(Stored entries)
-*-*-

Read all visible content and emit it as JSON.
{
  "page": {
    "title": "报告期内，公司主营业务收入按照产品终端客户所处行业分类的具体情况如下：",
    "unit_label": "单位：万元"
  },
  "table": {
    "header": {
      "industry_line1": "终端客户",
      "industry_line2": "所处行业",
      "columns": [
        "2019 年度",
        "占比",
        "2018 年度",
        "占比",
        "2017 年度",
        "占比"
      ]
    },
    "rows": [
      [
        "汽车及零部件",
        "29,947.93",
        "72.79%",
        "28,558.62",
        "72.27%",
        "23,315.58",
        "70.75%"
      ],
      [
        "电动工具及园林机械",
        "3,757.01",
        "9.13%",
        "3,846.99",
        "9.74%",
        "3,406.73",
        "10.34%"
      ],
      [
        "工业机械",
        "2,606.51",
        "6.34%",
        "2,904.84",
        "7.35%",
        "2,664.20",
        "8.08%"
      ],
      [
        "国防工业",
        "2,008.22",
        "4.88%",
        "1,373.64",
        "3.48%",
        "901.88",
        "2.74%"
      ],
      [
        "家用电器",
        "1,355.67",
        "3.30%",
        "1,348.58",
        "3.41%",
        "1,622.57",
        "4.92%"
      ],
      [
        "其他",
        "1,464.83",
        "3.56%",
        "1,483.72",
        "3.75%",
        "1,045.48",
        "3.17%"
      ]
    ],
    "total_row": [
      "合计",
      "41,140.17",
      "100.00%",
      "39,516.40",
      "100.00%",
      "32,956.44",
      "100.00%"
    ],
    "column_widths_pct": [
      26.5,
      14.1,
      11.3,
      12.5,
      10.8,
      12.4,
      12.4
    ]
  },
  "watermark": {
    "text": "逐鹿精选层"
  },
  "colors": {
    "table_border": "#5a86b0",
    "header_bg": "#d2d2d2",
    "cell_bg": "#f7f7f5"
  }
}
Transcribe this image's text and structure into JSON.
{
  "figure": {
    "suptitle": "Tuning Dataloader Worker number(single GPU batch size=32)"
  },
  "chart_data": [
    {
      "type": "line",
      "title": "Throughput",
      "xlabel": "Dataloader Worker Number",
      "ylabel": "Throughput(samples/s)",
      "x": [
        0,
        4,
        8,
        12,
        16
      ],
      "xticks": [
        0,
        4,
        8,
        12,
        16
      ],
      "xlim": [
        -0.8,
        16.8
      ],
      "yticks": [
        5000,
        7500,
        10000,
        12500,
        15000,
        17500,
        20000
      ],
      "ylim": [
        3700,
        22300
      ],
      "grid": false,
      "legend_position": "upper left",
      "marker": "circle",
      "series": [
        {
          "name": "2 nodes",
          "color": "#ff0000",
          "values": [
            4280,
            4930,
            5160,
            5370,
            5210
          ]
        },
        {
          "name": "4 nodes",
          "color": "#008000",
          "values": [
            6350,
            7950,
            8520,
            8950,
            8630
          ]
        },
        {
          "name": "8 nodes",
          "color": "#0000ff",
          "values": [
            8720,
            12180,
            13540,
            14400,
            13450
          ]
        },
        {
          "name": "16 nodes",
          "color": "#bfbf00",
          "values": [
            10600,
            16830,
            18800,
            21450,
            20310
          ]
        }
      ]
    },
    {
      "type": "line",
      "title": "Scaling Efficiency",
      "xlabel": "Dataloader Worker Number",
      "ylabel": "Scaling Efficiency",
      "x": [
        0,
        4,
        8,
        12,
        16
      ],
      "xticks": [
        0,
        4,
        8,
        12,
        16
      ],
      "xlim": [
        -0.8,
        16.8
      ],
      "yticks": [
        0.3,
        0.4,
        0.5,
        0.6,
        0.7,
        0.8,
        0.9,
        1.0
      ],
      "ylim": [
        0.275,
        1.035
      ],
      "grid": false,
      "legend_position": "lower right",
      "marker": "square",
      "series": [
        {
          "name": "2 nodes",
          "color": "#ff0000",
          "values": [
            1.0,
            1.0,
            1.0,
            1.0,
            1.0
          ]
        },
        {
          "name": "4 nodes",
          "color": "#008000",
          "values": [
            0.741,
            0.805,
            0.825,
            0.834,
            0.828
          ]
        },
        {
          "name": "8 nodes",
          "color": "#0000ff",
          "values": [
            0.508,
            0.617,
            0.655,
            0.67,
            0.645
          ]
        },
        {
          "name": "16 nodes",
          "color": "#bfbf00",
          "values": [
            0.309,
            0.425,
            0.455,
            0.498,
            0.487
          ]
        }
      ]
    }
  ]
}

-*-*-

Repeat the records above exactly, leaving none out.

Read all visible content and emit it as JSON.
{
  "page": {
    "title": "报告期内，公司主营业务收入按照产品终端客户所处行业分类的具体情况如下：",
    "unit_label": "单位：万元"
  },
  "table": {
    "header": {
      "industry_line1": "终端客户",
      "industry_line2": "所处行业",
      "columns": [
        "2019 年度",
        "占比",
        "2018 年度",
        "占比",
        "2017 年度",
        "占比"
      ]
    },
    "rows": [
      [
        "汽车及零部件",
        "29,947.93",
        "72.79%",
        "28,558.62",
        "72.27%",
        "23,315.58",
        "70.75%"
      ],
      [
        "电动工具及园林机械",
        "3,757.01",
        "9.13%",
        "3,846.99",
        "9.74%",
        "3,406.73",
        "10.34%"
      ],
      [
        "工业机械",
        "2,606.51",
        "6.34%",
        "2,904.84",
        "7.35%",
        "2,664.20",
        "8.08%"
      ],
      [
        "国防工业",
        "2,008.22",
        "4.88%",
        "1,373.64",
        "3.48%",
        "901.88",
        "2.74%"
      ],
      [
        "家用电器",
        "1,355.67",
        "3.30%",
        "1,348.58",
        "3.41%",
        "1,622.57",
        "4.92%"
      ],
      [
        "其他",
        "1,464.83",
        "3.56%",
        "1,483.72",
        "3.75%",
        "1,045.48",
        "3.17%"
      ]
    ],
    "total_row": [
      "合计",
      "41,140.17",
      "100.00%",
      "39,516.40",
      "100.00%",
      "32,956.44",
      "100.00%"
    ],
    "column_widths_pct": [
      26.5,
      14.1,
      11.3,
      12.5,
      10.8,
      12.4,
      12.4
    ]
  },
  "watermark": {
    "text": "逐鹿精选层"
  },
  "colors": {
    "table_border": "#5a86b0",
    "header_bg": "#d2d2d2",
    "cell_bg": "#f7f7f5"
  }
}
Transcribe this image's text and structure into JSON.
{
  "figure": {
    "suptitle": "Tuning Dataloader Worker number(single GPU batch size=32)"
  },
  "chart_data": [
    {
      "type": "line",
      "title": "Throughput",
      "xlabel": "Dataloader Worker Number",
      "ylabel": "Throughput(samples/s)",
      "x": [
        0,
        4,
        8,
        12,
        16
      ],
      "xticks": [
        0,
        4,
        8,
        12,
        16
      ],
      "xlim": [
        -0.8,
        16.8
      ],
      "yticks": [
        5000,
        7500,
        10000,
        12500,
        15000,
        17500,
        20000
      ],
      "ylim": [
        3700,
        22300
      ],
      "grid": false,
      "legend_position": "upper left",
      "marker": "circle",
      "series": [
        {
          "name": "2 nodes",
          "color": "#ff0000",
          "values": [
            4280,
            4930,
            5160,
            5370,
            5210
          ]
        },
        {
          "name": "4 nodes",
          "color": "#008000",
          "values": [
            6350,
            7950,
            8520,
            8950,
            8630
          ]
        },
        {
          "name": "8 nodes",
          "color": "#0000ff",
          "values": [
            8720,
            12180,
            13540,
            14400,
            13450
          ]
        },
        {
          "name": "16 nodes",
          "color": "#bfbf00",
          "values": [
            10600,
            16830,
            18800,
            21450,
            20310
          ]
        }
      ]
    },
    {
      "type": "line",
      "title": "Scaling Efficiency",
      "xlabel": "Dataloader Worker Number",
      "ylabel": "Scaling Efficiency",
      "x": [
        0,
        4,
        8,
        12,
        16
      ],
      "xticks": [
        0,
        4,
        8,
        12,
        16
      ],
      "xlim": [
        -0.8,
        16.8
      ],
      "yticks": [
        0.3,
        0.4,
        0.5,
        0.6,
        0.7,
        0.8,
        0.9,
        1.0
      ],
      "ylim": [
        0.275,
        1.035
      ],
      "grid": false,
      "legend_position": "lower right",
      "marker": "square",
      "series": [
        {
          "name": "2 nodes",
          "color": "#ff0000",
          "values": [
            1.0,
            1.0,
            1.0,
            1.0,
            1.0
          ]
        },
        {
          "name": "4 nodes",
          "color": "#008000",
          "values": [
            0.741,
            0.805,
            0.825,
            0.834,
            0.828
          ]
        },
        {
          "name": "8 nodes",
          "color": "#0000ff",
          "values": [
            0.508,
            0.617,
            0.655,
            0.67,
            0.645
          ]
        },
        {
          "name": "16 nodes",
          "color": "#bfbf00",
          "values": [
            0.309,
            0.425,
            0.455,
            0.498,
            0.487
          ]
        }
      ]
    }
  ]
}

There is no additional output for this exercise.